### Required work:
Take the line that contains "Output the underlying" and all lines after it, up to and including the last line of the data, and write them out exactly; nothing else belongs in the answer.

### Dataset excerpts:
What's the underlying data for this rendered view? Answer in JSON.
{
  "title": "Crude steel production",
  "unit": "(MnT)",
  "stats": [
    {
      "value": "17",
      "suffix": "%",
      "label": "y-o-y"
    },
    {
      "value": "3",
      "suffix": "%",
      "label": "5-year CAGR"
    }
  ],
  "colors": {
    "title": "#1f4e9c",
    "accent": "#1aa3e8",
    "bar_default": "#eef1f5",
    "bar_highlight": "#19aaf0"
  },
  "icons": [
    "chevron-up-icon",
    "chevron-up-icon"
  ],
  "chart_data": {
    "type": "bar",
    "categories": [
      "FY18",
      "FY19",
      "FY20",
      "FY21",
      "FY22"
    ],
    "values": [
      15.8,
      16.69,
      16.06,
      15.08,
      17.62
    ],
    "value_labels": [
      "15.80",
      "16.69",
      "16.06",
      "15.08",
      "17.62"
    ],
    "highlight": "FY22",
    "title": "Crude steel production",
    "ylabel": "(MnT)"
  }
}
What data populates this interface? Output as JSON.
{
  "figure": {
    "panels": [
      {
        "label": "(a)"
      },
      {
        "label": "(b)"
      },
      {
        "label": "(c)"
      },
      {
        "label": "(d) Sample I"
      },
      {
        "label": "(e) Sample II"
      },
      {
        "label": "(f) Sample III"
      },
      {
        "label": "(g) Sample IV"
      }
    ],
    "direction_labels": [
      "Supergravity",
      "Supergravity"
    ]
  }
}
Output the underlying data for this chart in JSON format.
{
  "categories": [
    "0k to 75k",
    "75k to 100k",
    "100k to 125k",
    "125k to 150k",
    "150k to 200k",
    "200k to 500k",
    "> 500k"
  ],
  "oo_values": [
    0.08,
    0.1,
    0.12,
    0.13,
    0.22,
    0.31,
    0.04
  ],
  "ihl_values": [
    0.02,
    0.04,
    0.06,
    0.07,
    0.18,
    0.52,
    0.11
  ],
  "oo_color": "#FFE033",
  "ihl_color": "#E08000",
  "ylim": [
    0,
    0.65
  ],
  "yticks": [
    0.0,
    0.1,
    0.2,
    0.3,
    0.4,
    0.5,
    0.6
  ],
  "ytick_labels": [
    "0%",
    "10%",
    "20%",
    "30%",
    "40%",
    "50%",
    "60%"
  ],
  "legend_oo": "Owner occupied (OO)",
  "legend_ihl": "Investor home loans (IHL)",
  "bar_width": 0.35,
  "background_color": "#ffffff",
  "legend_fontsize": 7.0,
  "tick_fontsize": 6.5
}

### Result for this task:
Output the underlying data for this chart in JSON format.
{
  "categories": [
    "0k to 75k",
    "75k to 100k",
    "100k to 125k",
    "125k to 150k",
    "150k to 200k",
    "200k to 500k",
    "> 500k"
  ],
  "oo_values": [
    0.08,
    0.1,
    0.12,
    0.13,
    0.22,
    0.31,
    0.04
  ],
  "ihl_values": [
    0.02,
    0.04,
    0.06,
    0.07,
    0.18,
    0.52,
    0.11
  ],
  "oo_color": "#FFE033",
  "ihl_color": "#E08000",
  "ylim": [
    0,
    0.65
  ],
  "yticks": [
    0.0,
    0.1,
    0.2,
    0.3,
    0.4,
    0.5,
    0.6
  ],
  "ytick_labels": [
    "0%",
    "10%",
    "20%",
    "30%",
    "40%",
    "50%",
    "60%"
  ],
  "legend_oo": "Owner occupied (OO)",
  "legend_ihl": "Investor home loans (IHL)",
  "bar_width": 0.35,
  "background_color": "#ffffff",
  "legend_fontsize": 7.0,
  "tick_fontsize": 6.5
}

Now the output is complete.